►

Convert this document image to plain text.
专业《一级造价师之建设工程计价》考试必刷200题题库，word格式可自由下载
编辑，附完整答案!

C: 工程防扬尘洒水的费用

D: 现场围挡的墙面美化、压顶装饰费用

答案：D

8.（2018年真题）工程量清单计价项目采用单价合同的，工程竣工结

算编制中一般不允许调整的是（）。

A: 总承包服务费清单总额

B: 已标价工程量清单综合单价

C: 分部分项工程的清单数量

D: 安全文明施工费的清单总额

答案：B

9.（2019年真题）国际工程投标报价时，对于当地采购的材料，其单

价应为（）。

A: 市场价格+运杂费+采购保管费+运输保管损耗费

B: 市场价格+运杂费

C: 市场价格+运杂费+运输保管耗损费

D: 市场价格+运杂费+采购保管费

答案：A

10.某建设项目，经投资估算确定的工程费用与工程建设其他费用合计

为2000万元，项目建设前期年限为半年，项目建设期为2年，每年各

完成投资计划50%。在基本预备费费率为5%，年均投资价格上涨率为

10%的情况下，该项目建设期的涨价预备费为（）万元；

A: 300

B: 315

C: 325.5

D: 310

◄

* _TASK DETAILS_: Scan the entries above. Copy each line that has the string "市场价格".

* _EXPECTED ANSWER_:
A: 市场价格+运杂费+采购保管费+运输保管损耗费
B: 市场价格+运杂费
C: 市场价格+运杂费+运输保管耗损费
D: 市场价格+运杂费+采购保管费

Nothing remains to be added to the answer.